■ **Layout element annotations**:
=-=-=-=-=

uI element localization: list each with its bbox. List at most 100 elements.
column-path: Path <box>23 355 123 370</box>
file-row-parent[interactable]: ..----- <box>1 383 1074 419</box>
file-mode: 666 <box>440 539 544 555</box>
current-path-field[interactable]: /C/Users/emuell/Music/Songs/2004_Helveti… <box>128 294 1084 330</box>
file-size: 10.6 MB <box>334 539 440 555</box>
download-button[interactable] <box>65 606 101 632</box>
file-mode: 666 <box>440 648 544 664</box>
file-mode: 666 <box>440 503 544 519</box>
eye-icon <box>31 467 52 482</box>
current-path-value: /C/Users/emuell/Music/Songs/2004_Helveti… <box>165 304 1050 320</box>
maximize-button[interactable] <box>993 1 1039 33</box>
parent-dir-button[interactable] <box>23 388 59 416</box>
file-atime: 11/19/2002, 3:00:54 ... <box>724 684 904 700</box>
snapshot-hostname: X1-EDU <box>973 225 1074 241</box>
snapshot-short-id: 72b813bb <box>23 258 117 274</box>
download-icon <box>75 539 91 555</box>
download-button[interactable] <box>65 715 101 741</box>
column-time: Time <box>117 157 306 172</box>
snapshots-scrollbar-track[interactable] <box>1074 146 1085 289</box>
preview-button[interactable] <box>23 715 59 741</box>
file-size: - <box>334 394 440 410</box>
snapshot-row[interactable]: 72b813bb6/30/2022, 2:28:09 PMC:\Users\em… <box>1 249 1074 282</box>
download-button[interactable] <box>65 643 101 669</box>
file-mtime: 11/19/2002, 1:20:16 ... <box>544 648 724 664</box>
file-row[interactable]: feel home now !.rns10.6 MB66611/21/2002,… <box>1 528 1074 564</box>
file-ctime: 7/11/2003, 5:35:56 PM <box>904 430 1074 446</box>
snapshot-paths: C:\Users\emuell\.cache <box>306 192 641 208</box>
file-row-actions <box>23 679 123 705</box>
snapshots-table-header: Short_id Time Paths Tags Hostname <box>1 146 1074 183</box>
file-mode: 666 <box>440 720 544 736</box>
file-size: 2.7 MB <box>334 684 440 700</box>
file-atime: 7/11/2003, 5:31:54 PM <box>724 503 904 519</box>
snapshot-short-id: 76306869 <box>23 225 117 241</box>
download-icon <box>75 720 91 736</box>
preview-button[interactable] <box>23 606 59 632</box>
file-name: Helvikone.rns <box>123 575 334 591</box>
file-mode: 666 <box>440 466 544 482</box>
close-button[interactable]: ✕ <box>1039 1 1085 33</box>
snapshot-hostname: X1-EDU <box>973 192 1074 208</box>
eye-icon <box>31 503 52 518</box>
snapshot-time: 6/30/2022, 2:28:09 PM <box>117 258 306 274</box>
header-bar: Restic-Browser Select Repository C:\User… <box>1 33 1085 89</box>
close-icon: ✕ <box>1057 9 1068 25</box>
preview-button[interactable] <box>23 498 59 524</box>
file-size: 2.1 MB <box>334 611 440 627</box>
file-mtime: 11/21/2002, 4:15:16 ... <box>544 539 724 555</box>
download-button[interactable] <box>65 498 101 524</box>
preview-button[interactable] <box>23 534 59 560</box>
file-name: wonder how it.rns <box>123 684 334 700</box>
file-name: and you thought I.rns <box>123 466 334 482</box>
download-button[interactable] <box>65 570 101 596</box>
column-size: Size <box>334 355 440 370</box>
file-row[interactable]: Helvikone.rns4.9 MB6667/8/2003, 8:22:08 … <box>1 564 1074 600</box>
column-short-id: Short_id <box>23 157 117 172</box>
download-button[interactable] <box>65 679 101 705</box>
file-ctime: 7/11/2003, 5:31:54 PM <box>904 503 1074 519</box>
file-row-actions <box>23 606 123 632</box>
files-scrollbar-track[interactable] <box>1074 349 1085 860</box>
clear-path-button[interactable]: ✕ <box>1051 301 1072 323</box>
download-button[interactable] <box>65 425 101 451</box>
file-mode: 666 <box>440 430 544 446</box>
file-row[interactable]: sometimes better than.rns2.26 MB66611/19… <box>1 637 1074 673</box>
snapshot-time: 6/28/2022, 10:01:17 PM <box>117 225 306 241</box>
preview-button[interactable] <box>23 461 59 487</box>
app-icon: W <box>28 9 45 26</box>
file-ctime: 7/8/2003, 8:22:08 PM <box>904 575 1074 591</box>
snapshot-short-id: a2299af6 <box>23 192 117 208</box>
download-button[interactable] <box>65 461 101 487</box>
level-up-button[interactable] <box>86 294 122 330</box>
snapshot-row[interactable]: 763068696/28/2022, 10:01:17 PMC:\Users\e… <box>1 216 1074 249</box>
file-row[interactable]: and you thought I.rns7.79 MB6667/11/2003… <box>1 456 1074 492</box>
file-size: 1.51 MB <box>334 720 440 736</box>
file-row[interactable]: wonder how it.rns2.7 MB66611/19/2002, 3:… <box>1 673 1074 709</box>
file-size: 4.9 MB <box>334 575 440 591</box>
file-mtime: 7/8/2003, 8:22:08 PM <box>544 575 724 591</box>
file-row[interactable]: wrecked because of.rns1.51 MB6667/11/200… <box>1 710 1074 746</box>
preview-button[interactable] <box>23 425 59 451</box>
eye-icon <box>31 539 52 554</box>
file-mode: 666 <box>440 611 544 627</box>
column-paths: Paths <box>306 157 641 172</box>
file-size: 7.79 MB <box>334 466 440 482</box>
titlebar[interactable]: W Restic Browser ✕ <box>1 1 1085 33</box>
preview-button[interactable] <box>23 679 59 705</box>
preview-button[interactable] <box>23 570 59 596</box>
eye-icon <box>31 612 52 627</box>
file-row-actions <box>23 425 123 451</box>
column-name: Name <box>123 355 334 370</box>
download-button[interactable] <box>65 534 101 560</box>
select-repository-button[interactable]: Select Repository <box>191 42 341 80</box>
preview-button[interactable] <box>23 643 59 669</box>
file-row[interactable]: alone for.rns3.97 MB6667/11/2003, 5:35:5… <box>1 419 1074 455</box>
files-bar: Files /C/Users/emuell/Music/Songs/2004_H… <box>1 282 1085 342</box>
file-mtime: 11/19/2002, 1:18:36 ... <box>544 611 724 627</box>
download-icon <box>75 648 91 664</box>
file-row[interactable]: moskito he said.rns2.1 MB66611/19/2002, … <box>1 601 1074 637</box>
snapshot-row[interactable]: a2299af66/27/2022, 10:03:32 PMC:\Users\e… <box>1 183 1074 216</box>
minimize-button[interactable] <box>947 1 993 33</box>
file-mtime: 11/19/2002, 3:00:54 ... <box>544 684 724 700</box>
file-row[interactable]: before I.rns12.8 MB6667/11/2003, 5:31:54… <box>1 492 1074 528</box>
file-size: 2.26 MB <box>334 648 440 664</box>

=-=-=-=-=

■ **What is expected**:
Repeat the stretch of the records above from the start through the line that contains "eye-icon <box>31 467 52 482</box>", keeping both ends.

■ **Reply**:
uI element localization: list each with its bbox. List at most 100 elements.
column-path: Path <box>23 355 123 370</box>
file-row-parent[interactable]: ..----- <box>1 383 1074 419</box>
file-mode: 666 <box>440 539 544 555</box>
current-path-field[interactable]: /C/Users/emuell/Music/Songs/2004_Helveti… <box>128 294 1084 330</box>
file-size: 10.6 MB <box>334 539 440 555</box>
download-button[interactable] <box>65 606 101 632</box>
file-mode: 666 <box>440 648 544 664</box>
file-mode: 666 <box>440 503 544 519</box>
eye-icon <box>31 467 52 482</box>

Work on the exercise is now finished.